- _WHAT YOU HAVE TO DO_:
Can you retype every record below exactly as written?

- _DATA RECORDS_:
* * *

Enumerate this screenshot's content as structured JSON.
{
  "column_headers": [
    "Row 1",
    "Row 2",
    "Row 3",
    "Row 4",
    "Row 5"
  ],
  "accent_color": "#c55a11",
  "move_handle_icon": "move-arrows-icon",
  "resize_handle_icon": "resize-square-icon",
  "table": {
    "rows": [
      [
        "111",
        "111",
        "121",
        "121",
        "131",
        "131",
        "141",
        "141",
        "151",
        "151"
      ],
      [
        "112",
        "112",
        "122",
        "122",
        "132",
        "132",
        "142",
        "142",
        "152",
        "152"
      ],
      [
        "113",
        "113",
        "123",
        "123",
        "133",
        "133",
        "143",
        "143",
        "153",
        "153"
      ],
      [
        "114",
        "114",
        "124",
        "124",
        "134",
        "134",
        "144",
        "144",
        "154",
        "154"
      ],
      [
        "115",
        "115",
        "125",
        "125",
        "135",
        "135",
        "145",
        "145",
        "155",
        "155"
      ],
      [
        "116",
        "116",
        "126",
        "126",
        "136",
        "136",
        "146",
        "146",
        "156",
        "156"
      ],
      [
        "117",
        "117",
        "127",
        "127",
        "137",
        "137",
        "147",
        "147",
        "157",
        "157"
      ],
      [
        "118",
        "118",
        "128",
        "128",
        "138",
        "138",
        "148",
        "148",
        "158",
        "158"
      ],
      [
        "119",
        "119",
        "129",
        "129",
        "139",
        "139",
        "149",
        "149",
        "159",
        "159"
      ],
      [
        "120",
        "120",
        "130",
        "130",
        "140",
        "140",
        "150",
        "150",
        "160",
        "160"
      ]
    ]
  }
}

* * *

- _THE RESPONSE_:
Enumerate this screenshot's content as structured JSON.
{
  "column_headers": [
    "Row 1",
    "Row 2",
    "Row 3",
    "Row 4",
    "Row 5"
  ],
  "accent_color": "#c55a11",
  "move_handle_icon": "move-arrows-icon",
  "resize_handle_icon": "resize-square-icon",
  "table": {
    "rows": [
      [
        "111",
        "111",
        "121",
        "121",
        "131",
        "131",
        "141",
        "141",
        "151",
        "151"
      ],
      [
        "112",
        "112",
        "122",
        "122",
        "132",
        "132",
        "142",
        "142",
        "152",
        "152"
      ],
      [
        "113",
        "113",
        "123",
        "123",
        "133",
        "133",
        "143",
        "143",
        "153",
        "153"
      ],
      [
        "114",
        "114",
        "124",
        "124",
        "134",
        "134",
        "144",
        "144",
        "154",
        "154"
      ],
      [
        "115",
        "115",
        "125",
        "125",
        "135",
        "135",
        "145",
        "145",
        "155",
        "155"
      ],
      [
        "116",
        "116",
        "126",
        "126",
        "136",
        "136",
        "146",
        "146",
        "156",
        "156"
      ],
      [
        "117",
        "117",
        "127",
        "127",
        "137",
        "137",
        "147",
        "147",
        "157",
        "157"
      ],
      [
        "118",
        "118",
        "128",
        "128",
        "138",
        "138",
        "148",
        "148",
        "158",
        "158"
      ],
      [
        "119",
        "119",
        "129",
        "129",
        "139",
        "139",
        "149",
        "149",
        "159",
        "159"
      ],
      [
        "120",
        "120",
        "130",
        "130",
        "140",
        "140",
        "150",
        "150",
        "160",
        "160"
      ]
    ]
  }
}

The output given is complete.